STATED GOAL: Reproduce each line that includes the word "ДВНИГМИ".

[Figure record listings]
━━━━━━━━━━━━━━━━━━━━━━━━━━━━━━
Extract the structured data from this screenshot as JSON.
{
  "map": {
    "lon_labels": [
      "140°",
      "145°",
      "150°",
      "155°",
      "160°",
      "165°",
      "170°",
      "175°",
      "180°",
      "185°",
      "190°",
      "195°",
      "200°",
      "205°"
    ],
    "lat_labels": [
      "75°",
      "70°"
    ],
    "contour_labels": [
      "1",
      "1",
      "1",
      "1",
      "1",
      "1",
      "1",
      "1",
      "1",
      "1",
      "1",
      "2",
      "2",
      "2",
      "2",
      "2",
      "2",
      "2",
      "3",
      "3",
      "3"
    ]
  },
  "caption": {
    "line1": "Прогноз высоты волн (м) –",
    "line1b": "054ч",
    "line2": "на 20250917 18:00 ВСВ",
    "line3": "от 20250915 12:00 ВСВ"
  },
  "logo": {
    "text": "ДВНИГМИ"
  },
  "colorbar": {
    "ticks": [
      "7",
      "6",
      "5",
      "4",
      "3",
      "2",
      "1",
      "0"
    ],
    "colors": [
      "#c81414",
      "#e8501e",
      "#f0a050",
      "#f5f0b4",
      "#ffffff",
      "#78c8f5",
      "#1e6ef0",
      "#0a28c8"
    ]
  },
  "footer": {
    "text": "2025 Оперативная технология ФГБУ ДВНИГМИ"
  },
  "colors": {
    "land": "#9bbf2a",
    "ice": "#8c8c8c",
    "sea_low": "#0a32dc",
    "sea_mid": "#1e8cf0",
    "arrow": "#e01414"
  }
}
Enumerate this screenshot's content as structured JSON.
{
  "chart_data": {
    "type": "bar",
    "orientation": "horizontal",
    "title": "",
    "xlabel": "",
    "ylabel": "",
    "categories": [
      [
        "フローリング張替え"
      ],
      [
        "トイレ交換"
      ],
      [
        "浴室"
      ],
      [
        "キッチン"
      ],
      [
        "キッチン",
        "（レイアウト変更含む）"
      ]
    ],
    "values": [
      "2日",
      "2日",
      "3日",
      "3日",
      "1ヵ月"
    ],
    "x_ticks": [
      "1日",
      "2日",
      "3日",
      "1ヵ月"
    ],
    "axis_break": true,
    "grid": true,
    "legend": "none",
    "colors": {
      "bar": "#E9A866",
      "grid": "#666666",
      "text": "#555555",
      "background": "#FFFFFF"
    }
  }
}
━━━━━━━━━━━━━━━━━━━━━━━━━━━━━━
ANSWER BELOW:
    "text": "ДВНИГМИ"
    "text": "2025 Оперативная технология ФГБУ ДВНИГМИ"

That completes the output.